##### TEXTAUSZUG #####
# Froggy 518 oder Canyon Torque 7.0 trailflow



## jebusfu (9. November 2011)

Hi,

ich hatte eigentlich vor mir ein Canyon zu kaufen, hab jetzt allerdings beim haendler um die ecke ein 2010er Froggy 518 fuer 1999euro gesehen. Ist zumindest die gleiche Gabel wie beim Canyon. Momentan fahr ich ein all mountain, wollte aber mehr richtung enduro gehen, allerdings mit touren und vor allem uphill tauglichkeit. Kann mir jemand sagen ob ich mit dem Froggy auch noch gut den berg hoch komme? Erfahrungen ?

Danke!


----------



## lukiluk (21. November 2011)

ich fahr seit einem jahr alle touren damit. allerdings sind die auch nciht so lang...

30-50km und ~500-1000hm

wenns mir nicht eine spur zu klein wäre (bin 190) würde es sich noch besser gehen! 
mit einem xc kannst dus natürlich niemals vergleichen, aber bergab is halt viel lustiger...^^

welches canyon? playzone?
##### DATENAUSZUG #####
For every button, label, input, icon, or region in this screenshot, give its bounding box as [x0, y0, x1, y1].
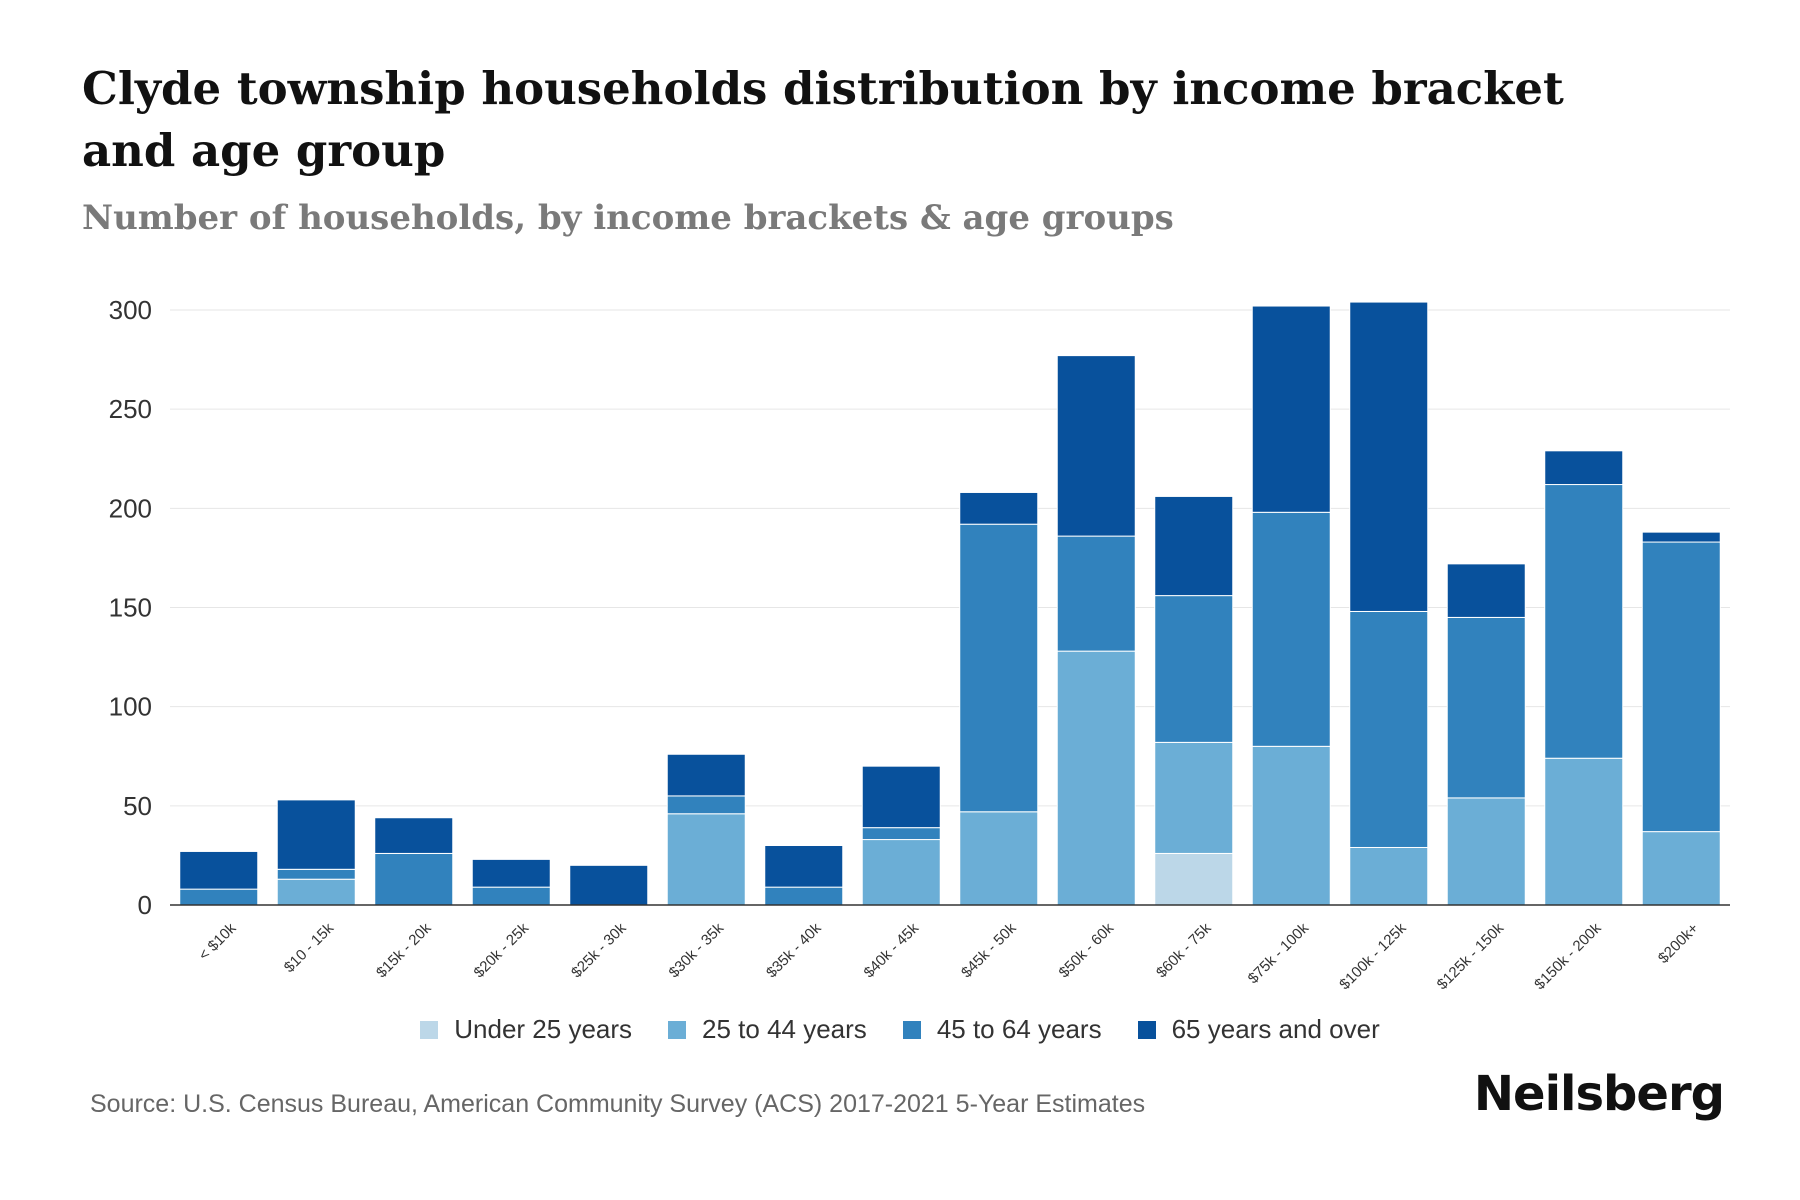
#####
-- AUFGABE 1 --
Passen die folgenden Aussagen zur Forumsdiskussion? Antworte jeweils mit Ja oder Nein und zitiere die entscheidenden Worte wörtlich. (a) Das Froggy 518 beim Händler kostet 1999 Euro. (b) lukiluk ist 180 cm groß. (c) lukiluk fährt seit zwei Jahren alle Touren mit dem Rad.
-- AUFGABE 2 --
Schreib alle Angaben aus lukiluks Beitrag in der Forumsdiskussion heraus, die in Ziffern geschrieben sind, ohne das Datum.

-- LÖSUNG 1 --
(a) Ja: „ein 2010er Froggy 518 fuer 1999euro gesehen“
(b) Nein: „(bin 190)“
(c) Nein: „ich fahr seit einem jahr alle touren damit“

-- LÖSUNG 2 --
- 30-50km
- ~500-1000hm
- 190